[Source data]
.....
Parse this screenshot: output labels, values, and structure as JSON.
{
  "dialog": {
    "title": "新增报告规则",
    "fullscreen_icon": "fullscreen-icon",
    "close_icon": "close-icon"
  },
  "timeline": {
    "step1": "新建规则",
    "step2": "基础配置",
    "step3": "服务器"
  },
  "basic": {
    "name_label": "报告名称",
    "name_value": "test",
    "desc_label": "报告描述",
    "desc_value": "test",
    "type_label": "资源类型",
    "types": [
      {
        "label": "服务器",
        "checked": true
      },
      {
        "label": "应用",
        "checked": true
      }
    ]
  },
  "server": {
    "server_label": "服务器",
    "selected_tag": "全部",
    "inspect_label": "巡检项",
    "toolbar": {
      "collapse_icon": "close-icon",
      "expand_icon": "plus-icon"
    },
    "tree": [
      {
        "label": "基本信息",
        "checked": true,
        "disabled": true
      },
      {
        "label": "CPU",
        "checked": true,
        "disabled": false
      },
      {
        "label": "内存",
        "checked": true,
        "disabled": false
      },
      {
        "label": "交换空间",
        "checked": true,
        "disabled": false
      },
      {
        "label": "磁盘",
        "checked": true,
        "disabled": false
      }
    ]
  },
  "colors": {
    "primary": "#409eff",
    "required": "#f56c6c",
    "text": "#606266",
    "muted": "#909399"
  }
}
.....
OBJECTIVE: Copy every record above exactly as it appears.

RESULT:
Parse this screenshot: output labels, values, and structure as JSON.
{
  "dialog": {
    "title": "新增报告规则",
    "fullscreen_icon": "fullscreen-icon",
    "close_icon": "close-icon"
  },
  "timeline": {
    "step1": "新建规则",
    "step2": "基础配置",
    "step3": "服务器"
  },
  "basic": {
    "name_label": "报告名称",
    "name_value": "test",
    "desc_label": "报告描述",
    "desc_value": "test",
    "type_label": "资源类型",
    "types": [
      {
        "label": "服务器",
        "checked": true
      },
      {
        "label": "应用",
        "checked": true
      }
    ]
  },
  "server": {
    "server_label": "服务器",
    "selected_tag": "全部",
    "inspect_label": "巡检项",
    "toolbar": {
      "collapse_icon": "close-icon",
      "expand_icon": "plus-icon"
    },
    "tree": [
      {
        "label": "基本信息",
        "checked": true,
        "disabled": true
      },
      {
        "label": "CPU",
        "checked": true,
        "disabled": false
      },
      {
        "label": "内存",
        "checked": true,
        "disabled": false
      },
      {
        "label": "交换空间",
        "checked": true,
        "disabled": false
      },
      {
        "label": "磁盘",
        "checked": true,
        "disabled": false
      }
    ]
  },
  "colors": {
    "primary": "#409eff",
    "required": "#f56c6c",
    "text": "#606266",
    "muted": "#909399"
  }
}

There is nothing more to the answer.